═════ Source material

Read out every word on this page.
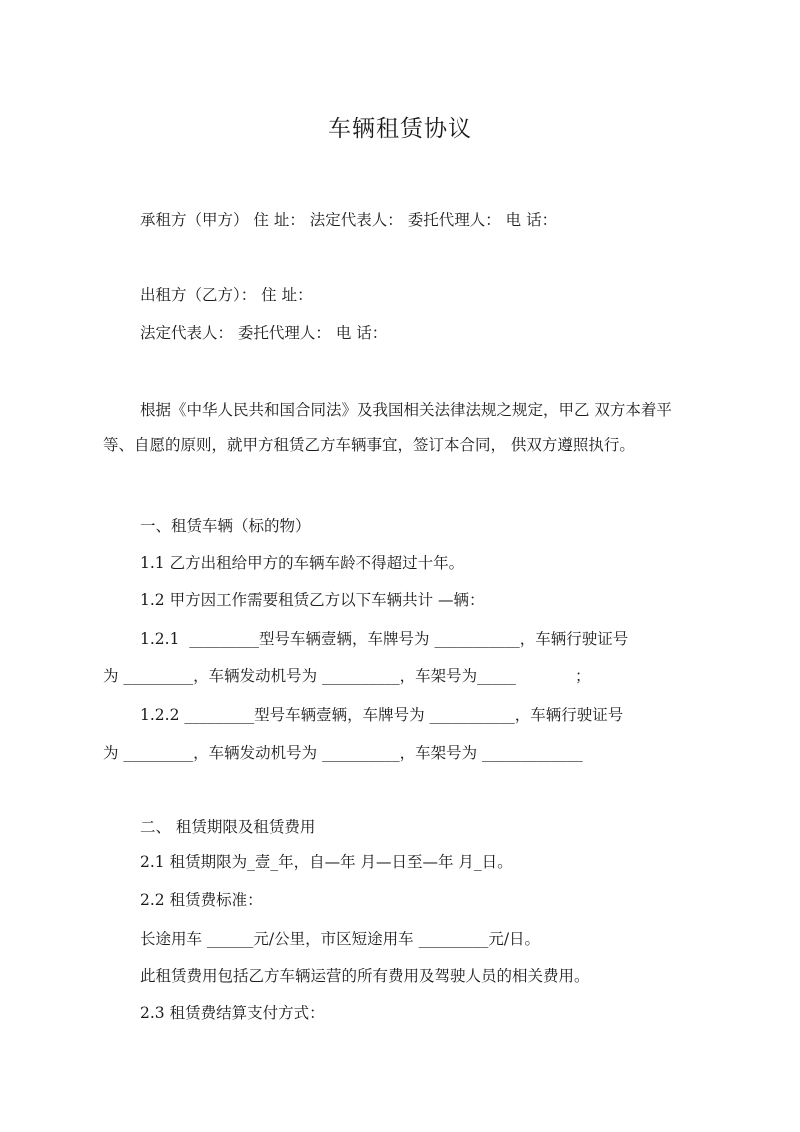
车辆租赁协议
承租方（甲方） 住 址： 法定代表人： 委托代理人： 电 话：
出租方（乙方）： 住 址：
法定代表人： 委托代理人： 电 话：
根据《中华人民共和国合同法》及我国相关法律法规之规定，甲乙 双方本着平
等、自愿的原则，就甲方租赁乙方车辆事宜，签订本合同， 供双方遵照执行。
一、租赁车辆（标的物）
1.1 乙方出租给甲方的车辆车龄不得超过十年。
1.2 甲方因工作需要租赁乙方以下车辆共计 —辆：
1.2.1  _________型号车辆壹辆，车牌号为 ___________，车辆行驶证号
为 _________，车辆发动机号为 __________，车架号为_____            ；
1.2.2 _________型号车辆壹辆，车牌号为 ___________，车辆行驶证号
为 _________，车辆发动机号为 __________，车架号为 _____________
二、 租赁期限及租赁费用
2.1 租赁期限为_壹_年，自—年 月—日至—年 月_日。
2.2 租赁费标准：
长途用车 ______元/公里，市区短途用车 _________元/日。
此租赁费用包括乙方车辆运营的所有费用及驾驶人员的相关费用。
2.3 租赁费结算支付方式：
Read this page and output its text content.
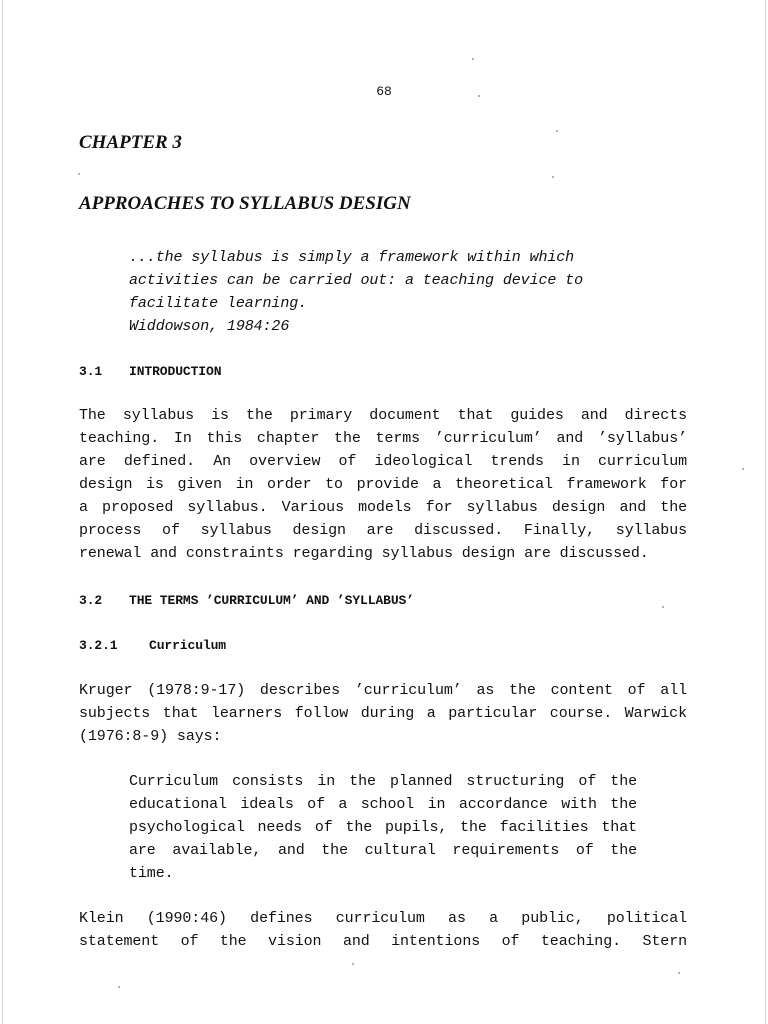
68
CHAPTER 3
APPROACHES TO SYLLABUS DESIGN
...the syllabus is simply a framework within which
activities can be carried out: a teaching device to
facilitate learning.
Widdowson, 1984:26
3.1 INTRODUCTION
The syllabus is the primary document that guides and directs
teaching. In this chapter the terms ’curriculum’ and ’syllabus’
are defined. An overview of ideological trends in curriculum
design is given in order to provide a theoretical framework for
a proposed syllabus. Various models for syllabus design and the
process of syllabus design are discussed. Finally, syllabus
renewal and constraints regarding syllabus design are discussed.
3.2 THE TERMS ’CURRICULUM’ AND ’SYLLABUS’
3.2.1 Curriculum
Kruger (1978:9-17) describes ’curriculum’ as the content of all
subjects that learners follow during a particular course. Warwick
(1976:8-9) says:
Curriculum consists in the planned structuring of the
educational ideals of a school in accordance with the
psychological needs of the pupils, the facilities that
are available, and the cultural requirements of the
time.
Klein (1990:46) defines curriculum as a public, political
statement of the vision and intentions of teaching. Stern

══════════

Exercise task: All the records above need to be given again word for word. Skip the pictures.

Final result:
Read out every word on this page.
车辆租赁协议
承租方（甲方） 住 址： 法定代表人： 委托代理人： 电 话：
出租方（乙方）： 住 址：
法定代表人： 委托代理人： 电 话：
根据《中华人民共和国合同法》及我国相关法律法规之规定，甲乙 双方本着平
等、自愿的原则，就甲方租赁乙方车辆事宜，签订本合同， 供双方遵照执行。
一、租赁车辆（标的物）
1.1 乙方出租给甲方的车辆车龄不得超过十年。
1.2 甲方因工作需要租赁乙方以下车辆共计 —辆：
1.2.1  _________型号车辆壹辆，车牌号为 ___________，车辆行驶证号
为 _________，车辆发动机号为 __________，车架号为_____            ；
1.2.2 _________型号车辆壹辆，车牌号为 ___________，车辆行驶证号
为 _________，车辆发动机号为 __________，车架号为 _____________
二、 租赁期限及租赁费用
2.1 租赁期限为_壹_年，自—年 月—日至—年 月_日。
2.2 租赁费标准：
长途用车 ______元/公里，市区短途用车 _________元/日。
此租赁费用包括乙方车辆运营的所有费用及驾驶人员的相关费用。
2.3 租赁费结算支付方式：
Read this page and output its text content.
68
CHAPTER 3
APPROACHES TO SYLLABUS DESIGN
...the syllabus is simply a framework within which
activities can be carried out: a teaching device to
facilitate learning.
Widdowson, 1984:26
3.1 INTRODUCTION
The syllabus is the primary document that guides and directs
teaching. In this chapter the terms ’curriculum’ and ’syllabus’
are defined. An overview of ideological trends in curriculum
design is given in order to provide a theoretical framework for
a proposed syllabus. Various models for syllabus design and the
process of syllabus design are discussed. Finally, syllabus
renewal and constraints regarding syllabus design are discussed.
3.2 THE TERMS ’CURRICULUM’ AND ’SYLLABUS’
3.2.1 Curriculum
Kruger (1978:9-17) describes ’curriculum’ as the content of all
subjects that learners follow during a particular course. Warwick
(1976:8-9) says:
Curriculum consists in the planned structuring of the
educational ideals of a school in accordance with the
psychological needs of the pupils, the facilities that
are available, and the cultural requirements of the
time.
Klein (1990:46) defines curriculum as a public, political
statement of the vision and intentions of teaching. Stern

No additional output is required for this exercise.